Exercise instructions -> Print every line of the listing exactly, please.

** Begin Data shown **

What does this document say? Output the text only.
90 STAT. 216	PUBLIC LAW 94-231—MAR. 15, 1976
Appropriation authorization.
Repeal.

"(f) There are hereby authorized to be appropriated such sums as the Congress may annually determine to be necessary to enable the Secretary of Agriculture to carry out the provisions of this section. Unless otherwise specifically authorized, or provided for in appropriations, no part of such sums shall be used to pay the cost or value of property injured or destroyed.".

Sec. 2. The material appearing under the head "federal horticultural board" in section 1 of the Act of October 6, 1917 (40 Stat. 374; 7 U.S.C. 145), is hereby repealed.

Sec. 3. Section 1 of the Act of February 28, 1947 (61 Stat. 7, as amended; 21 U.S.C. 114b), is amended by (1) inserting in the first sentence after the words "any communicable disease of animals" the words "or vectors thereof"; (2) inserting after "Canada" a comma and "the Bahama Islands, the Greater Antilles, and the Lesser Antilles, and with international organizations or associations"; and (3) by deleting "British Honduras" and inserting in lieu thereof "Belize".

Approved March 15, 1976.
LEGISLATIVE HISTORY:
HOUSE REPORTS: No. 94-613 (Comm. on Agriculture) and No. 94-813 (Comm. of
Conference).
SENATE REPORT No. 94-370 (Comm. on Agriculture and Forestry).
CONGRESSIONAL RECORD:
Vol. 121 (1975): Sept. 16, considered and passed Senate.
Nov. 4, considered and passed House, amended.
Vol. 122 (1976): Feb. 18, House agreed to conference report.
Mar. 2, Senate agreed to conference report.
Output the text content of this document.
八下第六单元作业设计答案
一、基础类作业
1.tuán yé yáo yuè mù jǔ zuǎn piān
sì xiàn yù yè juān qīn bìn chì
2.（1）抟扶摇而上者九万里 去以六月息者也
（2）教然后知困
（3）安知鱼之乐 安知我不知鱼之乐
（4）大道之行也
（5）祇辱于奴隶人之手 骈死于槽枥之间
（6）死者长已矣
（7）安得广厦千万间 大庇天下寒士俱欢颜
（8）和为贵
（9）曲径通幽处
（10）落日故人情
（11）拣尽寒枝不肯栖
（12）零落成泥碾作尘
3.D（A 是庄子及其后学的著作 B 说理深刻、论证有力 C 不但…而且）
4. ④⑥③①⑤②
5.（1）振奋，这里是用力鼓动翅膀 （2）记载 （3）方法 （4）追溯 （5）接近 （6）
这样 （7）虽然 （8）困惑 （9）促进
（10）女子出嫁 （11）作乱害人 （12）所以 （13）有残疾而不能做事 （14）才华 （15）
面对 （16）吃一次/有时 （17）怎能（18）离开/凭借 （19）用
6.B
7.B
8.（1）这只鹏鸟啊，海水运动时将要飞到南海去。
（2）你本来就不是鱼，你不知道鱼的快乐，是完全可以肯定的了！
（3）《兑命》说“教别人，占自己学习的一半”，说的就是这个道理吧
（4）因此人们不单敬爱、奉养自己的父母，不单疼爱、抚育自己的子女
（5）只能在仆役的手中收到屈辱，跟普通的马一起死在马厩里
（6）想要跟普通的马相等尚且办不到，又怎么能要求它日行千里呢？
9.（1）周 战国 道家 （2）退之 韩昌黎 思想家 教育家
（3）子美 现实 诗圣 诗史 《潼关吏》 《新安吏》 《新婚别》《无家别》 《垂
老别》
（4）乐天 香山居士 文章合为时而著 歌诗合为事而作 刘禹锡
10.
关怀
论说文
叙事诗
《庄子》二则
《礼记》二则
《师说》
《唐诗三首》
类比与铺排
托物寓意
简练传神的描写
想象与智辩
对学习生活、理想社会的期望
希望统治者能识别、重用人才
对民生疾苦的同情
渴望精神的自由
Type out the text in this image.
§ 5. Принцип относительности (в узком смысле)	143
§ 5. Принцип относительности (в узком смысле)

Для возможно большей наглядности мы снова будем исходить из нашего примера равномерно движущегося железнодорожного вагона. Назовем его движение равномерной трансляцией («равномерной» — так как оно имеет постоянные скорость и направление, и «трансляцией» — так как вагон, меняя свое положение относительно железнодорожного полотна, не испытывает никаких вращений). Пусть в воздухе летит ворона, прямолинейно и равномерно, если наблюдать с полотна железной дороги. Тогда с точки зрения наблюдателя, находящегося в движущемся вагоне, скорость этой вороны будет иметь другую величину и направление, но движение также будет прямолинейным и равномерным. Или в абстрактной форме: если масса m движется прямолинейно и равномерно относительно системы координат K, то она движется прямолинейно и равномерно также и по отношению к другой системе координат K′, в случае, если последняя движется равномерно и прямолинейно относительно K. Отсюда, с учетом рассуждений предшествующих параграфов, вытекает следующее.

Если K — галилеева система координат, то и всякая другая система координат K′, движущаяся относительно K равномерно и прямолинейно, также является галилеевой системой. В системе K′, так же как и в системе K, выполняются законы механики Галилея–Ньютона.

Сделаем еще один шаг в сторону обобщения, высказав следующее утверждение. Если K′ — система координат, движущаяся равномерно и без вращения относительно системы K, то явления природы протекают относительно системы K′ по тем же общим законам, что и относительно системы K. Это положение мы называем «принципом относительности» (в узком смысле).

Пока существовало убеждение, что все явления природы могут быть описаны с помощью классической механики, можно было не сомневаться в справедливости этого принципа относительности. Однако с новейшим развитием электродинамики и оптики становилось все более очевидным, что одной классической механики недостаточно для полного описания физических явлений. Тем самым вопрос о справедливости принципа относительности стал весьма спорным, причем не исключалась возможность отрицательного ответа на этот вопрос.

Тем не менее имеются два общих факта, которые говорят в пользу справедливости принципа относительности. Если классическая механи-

** End Data shown **

Correct response ->
What does this document say? Output the text only.
90 STAT. 216	PUBLIC LAW 94-231—MAR. 15, 1976
Appropriation authorization.
Repeal.

"(f) There are hereby authorized to be appropriated such sums as the Congress may annually determine to be necessary to enable the Secretary of Agriculture to carry out the provisions of this section. Unless otherwise specifically authorized, or provided for in appropriations, no part of such sums shall be used to pay the cost or value of property injured or destroyed.".

Sec. 2. The material appearing under the head "federal horticultural board" in section 1 of the Act of October 6, 1917 (40 Stat. 374; 7 U.S.C. 145), is hereby repealed.

Sec. 3. Section 1 of the Act of February 28, 1947 (61 Stat. 7, as amended; 21 U.S.C. 114b), is amended by (1) inserting in the first sentence after the words "any communicable disease of animals" the words "or vectors thereof"; (2) inserting after "Canada" a comma and "the Bahama Islands, the Greater Antilles, and the Lesser Antilles, and with international organizations or associations"; and (3) by deleting "British Honduras" and inserting in lieu thereof "Belize".

Approved March 15, 1976.
LEGISLATIVE HISTORY:
HOUSE REPORTS: No. 94-613 (Comm. on Agriculture) and No. 94-813 (Comm. of
Conference).
SENATE REPORT No. 94-370 (Comm. on Agriculture and Forestry).
CONGRESSIONAL RECORD:
Vol. 121 (1975): Sept. 16, considered and passed Senate.
Nov. 4, considered and passed House, amended.
Vol. 122 (1976): Feb. 18, House agreed to conference report.
Mar. 2, Senate agreed to conference report.
Output the text content of this document.
八下第六单元作业设计答案
一、基础类作业
1.tuán yé yáo yuè mù jǔ zuǎn piān
sì xiàn yù yè juān qīn bìn chì
2.（1）抟扶摇而上者九万里 去以六月息者也
（2）教然后知困
（3）安知鱼之乐 安知我不知鱼之乐
（4）大道之行也
（5）祇辱于奴隶人之手 骈死于槽枥之间
（6）死者长已矣
（7）安得广厦千万间 大庇天下寒士俱欢颜
（8）和为贵
（9）曲径通幽处
（10）落日故人情
（11）拣尽寒枝不肯栖
（12）零落成泥碾作尘
3.D（A 是庄子及其后学的著作 B 说理深刻、论证有力 C 不但…而且）
4. ④⑥③①⑤②
5.（1）振奋，这里是用力鼓动翅膀 （2）记载 （3）方法 （4）追溯 （5）接近 （6）
这样 （7）虽然 （8）困惑 （9）促进
（10）女子出嫁 （11）作乱害人 （12）所以 （13）有残疾而不能做事 （14）才华 （15）
面对 （16）吃一次/有时 （17）怎能（18）离开/凭借 （19）用
6.B
7.B
8.（1）这只鹏鸟啊，海水运动时将要飞到南海去。
（2）你本来就不是鱼，你不知道鱼的快乐，是完全可以肯定的了！
（3）《兑命》说“教别人，占自己学习的一半”，说的就是这个道理吧
（4）因此人们不单敬爱、奉养自己的父母，不单疼爱、抚育自己的子女
（5）只能在仆役的手中收到屈辱，跟普通的马一起死在马厩里
（6）想要跟普通的马相等尚且办不到，又怎么能要求它日行千里呢？
9.（1）周 战国 道家 （2）退之 韩昌黎 思想家 教育家
（3）子美 现实 诗圣 诗史 《潼关吏》 《新安吏》 《新婚别》《无家别》 《垂
老别》
（4）乐天 香山居士 文章合为时而著 歌诗合为事而作 刘禹锡
10.
关怀
论说文
叙事诗
《庄子》二则
《礼记》二则
《师说》
《唐诗三首》
类比与铺排
托物寓意
简练传神的描写
想象与智辩
对学习生活、理想社会的期望
希望统治者能识别、重用人才
对民生疾苦的同情
渴望精神的自由
Type out the text in this image.
§ 5. Принцип относительности (в узком смысле)	143
§ 5. Принцип относительности (в узком смысле)

Для возможно большей наглядности мы снова будем исходить из нашего примера равномерно движущегося железнодорожного вагона. Назовем его движение равномерной трансляцией («равномерной» — так как оно имеет постоянные скорость и направление, и «трансляцией» — так как вагон, меняя свое положение относительно железнодорожного полотна, не испытывает никаких вращений). Пусть в воздухе летит ворона, прямолинейно и равномерно, если наблюдать с полотна железной дороги. Тогда с точки зрения наблюдателя, находящегося в движущемся вагоне, скорость этой вороны будет иметь другую величину и направление, но движение также будет прямолинейным и равномерным. Или в абстрактной форме: если масса m движется прямолинейно и равномерно относительно системы координат K, то она движется прямолинейно и равномерно также и по отношению к другой системе координат K′, в случае, если последняя движется равномерно и прямолинейно относительно K. Отсюда, с учетом рассуждений предшествующих параграфов, вытекает следующее.

Если K — галилеева система координат, то и всякая другая система координат K′, движущаяся относительно K равномерно и прямолинейно, также является галилеевой системой. В системе K′, так же как и в системе K, выполняются законы механики Галилея–Ньютона.

Сделаем еще один шаг в сторону обобщения, высказав следующее утверждение. Если K′ — система координат, движущаяся равномерно и без вращения относительно системы K, то явления природы протекают относительно системы K′ по тем же общим законам, что и относительно системы K. Это положение мы называем «принципом относительности» (в узком смысле).

Пока существовало убеждение, что все явления природы могут быть описаны с помощью классической механики, можно было не сомневаться в справедливости этого принципа относительности. Однако с новейшим развитием электродинамики и оптики становилось все более очевидным, что одной классической механики недостаточно для полного описания физических явлений. Тем самым вопрос о справедливости принципа относительности стал весьма спорным, причем не исключалась возможность отрицательного ответа на этот вопрос.

Тем не менее имеются два общих факта, которые говорят в пользу справедливости принципа относительности. Если классическая механи-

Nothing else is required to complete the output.